[Stored entries]
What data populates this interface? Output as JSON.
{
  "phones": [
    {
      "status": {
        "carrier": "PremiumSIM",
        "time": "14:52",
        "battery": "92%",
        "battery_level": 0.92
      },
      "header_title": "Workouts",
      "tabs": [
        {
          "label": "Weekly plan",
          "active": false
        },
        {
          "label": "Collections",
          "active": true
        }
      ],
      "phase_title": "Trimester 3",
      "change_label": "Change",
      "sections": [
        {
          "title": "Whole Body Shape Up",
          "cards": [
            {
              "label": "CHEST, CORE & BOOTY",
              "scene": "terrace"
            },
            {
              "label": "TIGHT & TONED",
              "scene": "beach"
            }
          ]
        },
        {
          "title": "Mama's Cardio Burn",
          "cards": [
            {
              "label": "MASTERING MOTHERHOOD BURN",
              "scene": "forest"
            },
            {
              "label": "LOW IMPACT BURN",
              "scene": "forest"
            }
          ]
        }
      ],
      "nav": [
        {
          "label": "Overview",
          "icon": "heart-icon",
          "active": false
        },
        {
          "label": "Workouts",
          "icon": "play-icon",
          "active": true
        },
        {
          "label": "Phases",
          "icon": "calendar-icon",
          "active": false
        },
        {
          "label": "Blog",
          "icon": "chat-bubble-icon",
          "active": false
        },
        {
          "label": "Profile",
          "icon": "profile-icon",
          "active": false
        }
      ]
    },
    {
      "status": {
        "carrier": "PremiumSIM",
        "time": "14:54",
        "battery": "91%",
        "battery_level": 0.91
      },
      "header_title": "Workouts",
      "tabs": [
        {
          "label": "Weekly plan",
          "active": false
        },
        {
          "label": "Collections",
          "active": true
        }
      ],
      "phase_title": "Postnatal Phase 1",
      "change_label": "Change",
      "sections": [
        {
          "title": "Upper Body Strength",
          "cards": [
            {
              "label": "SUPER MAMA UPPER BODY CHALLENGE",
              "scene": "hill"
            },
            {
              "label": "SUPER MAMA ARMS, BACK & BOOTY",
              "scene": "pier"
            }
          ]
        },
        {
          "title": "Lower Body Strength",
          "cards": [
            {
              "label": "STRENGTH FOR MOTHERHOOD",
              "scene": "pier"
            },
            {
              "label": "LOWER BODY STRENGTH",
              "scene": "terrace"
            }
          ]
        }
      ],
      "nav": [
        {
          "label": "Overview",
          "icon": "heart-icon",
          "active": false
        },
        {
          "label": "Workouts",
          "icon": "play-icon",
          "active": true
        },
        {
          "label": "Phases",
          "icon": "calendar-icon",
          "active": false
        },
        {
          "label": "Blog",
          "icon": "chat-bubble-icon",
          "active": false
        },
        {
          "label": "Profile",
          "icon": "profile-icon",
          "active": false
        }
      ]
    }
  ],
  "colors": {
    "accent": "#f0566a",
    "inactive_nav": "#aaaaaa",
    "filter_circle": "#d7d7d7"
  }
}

WHAT IS NEEDED >>
Repeat the data verbatim.

ANSWER TO THIS TASK >>
What data populates this interface? Output as JSON.
{
  "phones": [
    {
      "status": {
        "carrier": "PremiumSIM",
        "time": "14:52",
        "battery": "92%",
        "battery_level": 0.92
      },
      "header_title": "Workouts",
      "tabs": [
        {
          "label": "Weekly plan",
          "active": false
        },
        {
          "label": "Collections",
          "active": true
        }
      ],
      "phase_title": "Trimester 3",
      "change_label": "Change",
      "sections": [
        {
          "title": "Whole Body Shape Up",
          "cards": [
            {
              "label": "CHEST, CORE & BOOTY",
              "scene": "terrace"
            },
            {
              "label": "TIGHT & TONED",
              "scene": "beach"
            }
          ]
        },
        {
          "title": "Mama's Cardio Burn",
          "cards": [
            {
              "label": "MASTERING MOTHERHOOD BURN",
              "scene": "forest"
            },
            {
              "label": "LOW IMPACT BURN",
              "scene": "forest"
            }
          ]
        }
      ],
      "nav": [
        {
          "label": "Overview",
          "icon": "heart-icon",
          "active": false
        },
        {
          "label": "Workouts",
          "icon": "play-icon",
          "active": true
        },
        {
          "label": "Phases",
          "icon": "calendar-icon",
          "active": false
        },
        {
          "label": "Blog",
          "icon": "chat-bubble-icon",
          "active": false
        },
        {
          "label": "Profile",
          "icon": "profile-icon",
          "active": false
        }
      ]
    },
    {
      "status": {
        "carrier": "PremiumSIM",
        "time": "14:54",
        "battery": "91%",
        "battery_level": 0.91
      },
      "header_title": "Workouts",
      "tabs": [
        {
          "label": "Weekly plan",
          "active": false
        },
        {
          "label": "Collections",
          "active": true
        }
      ],
      "phase_title": "Postnatal Phase 1",
      "change_label": "Change",
      "sections": [
        {
          "title": "Upper Body Strength",
          "cards": [
            {
              "label": "SUPER MAMA UPPER BODY CHALLENGE",
              "scene": "hill"
            },
            {
              "label": "SUPER MAMA ARMS, BACK & BOOTY",
              "scene": "pier"
            }
          ]
        },
        {
          "title": "Lower Body Strength",
          "cards": [
            {
              "label": "STRENGTH FOR MOTHERHOOD",
              "scene": "pier"
            },
            {
              "label": "LOWER BODY STRENGTH",
              "scene": "terrace"
            }
          ]
        }
      ],
      "nav": [
        {
          "label": "Overview",
          "icon": "heart-icon",
          "active": false
        },
        {
          "label": "Workouts",
          "icon": "play-icon",
          "active": true
        },
        {
          "label": "Phases",
          "icon": "calendar-icon",
          "active": false
        },
        {
          "label": "Blog",
          "icon": "chat-bubble-icon",
          "active": false
        },
        {
          "label": "Profile",
          "icon": "profile-icon",
          "active": false
        }
      ]
    }
  ],
  "colors": {
    "accent": "#f0566a",
    "inactive_nav": "#aaaaaa",
    "filter_circle": "#d7d7d7"
  }
}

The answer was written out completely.